Exercise details: Reply only with how many lines contain the word "text".

Data:

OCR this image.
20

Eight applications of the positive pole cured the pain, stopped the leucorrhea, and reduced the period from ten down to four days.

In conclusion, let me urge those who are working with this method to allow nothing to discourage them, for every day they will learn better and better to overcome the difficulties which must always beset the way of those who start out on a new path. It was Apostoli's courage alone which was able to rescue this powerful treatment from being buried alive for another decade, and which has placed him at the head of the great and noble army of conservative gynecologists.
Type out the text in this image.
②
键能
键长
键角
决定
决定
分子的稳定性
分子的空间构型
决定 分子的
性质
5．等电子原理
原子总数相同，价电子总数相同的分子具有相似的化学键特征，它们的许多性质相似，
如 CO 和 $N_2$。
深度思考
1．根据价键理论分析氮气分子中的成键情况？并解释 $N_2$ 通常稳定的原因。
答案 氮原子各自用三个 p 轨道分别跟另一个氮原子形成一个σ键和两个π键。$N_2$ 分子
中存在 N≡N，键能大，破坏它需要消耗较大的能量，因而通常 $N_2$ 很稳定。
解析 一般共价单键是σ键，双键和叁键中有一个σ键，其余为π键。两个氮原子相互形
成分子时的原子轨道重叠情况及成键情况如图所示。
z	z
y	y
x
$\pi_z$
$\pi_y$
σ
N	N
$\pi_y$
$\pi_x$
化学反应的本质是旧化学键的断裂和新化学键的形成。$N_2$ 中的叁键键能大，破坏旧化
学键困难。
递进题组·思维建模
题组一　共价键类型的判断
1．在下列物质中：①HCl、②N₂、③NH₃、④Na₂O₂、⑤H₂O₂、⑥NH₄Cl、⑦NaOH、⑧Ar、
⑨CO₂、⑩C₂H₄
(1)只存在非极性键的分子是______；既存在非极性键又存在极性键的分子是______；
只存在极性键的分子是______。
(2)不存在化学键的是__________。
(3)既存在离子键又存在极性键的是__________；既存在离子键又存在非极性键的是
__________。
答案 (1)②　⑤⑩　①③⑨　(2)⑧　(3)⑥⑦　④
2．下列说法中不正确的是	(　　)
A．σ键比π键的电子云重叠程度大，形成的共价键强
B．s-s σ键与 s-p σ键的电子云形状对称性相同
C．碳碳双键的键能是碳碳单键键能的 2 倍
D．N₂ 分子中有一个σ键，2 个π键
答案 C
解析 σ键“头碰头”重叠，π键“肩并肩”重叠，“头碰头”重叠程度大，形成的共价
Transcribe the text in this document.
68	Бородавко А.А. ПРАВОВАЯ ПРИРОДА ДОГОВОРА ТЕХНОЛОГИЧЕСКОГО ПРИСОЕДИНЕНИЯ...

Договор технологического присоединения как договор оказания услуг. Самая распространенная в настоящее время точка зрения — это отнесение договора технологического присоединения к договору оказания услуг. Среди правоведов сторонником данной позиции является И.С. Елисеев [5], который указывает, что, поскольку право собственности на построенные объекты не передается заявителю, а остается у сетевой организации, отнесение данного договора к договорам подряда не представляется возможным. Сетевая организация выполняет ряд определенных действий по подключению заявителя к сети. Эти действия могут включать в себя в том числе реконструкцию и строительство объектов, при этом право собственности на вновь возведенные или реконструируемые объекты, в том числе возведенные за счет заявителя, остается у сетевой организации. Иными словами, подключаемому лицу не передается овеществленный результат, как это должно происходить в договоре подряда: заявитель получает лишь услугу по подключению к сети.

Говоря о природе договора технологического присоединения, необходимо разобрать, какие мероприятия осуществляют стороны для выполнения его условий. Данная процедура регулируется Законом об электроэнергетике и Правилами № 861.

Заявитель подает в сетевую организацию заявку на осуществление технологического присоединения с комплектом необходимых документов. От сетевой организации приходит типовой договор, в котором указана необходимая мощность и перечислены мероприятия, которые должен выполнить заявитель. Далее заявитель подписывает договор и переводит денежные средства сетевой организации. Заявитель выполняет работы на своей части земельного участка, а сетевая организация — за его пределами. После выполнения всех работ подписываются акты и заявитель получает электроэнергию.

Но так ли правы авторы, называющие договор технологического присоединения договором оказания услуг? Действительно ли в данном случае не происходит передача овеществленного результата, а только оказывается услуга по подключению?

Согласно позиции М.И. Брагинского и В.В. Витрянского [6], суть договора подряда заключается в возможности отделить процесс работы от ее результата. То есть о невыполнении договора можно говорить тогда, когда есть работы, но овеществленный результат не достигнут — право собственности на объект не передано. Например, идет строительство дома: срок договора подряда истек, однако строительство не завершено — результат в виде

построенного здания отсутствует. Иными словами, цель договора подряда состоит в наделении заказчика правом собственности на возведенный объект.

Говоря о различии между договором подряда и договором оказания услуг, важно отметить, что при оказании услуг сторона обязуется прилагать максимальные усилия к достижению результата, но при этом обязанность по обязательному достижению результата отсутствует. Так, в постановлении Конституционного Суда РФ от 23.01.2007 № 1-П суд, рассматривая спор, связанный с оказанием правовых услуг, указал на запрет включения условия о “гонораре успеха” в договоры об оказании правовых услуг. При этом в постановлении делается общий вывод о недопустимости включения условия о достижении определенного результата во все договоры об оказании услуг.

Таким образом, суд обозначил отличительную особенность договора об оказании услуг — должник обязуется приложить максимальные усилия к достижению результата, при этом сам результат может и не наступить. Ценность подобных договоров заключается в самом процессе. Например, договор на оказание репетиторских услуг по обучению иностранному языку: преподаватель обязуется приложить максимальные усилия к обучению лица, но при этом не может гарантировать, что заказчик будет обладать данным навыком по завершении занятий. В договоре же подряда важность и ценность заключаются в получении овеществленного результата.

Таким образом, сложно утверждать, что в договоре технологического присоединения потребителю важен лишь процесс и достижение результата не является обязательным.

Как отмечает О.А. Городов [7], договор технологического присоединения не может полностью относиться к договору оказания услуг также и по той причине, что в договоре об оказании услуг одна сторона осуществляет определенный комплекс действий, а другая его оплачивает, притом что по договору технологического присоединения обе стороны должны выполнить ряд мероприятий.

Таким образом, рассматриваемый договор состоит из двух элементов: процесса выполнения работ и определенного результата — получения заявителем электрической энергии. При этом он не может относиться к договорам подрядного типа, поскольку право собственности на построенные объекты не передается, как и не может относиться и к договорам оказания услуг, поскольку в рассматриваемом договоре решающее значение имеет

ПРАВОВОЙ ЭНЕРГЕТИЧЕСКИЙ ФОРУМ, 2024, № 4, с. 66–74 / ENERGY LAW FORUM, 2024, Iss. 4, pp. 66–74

Solution for this exercise: 2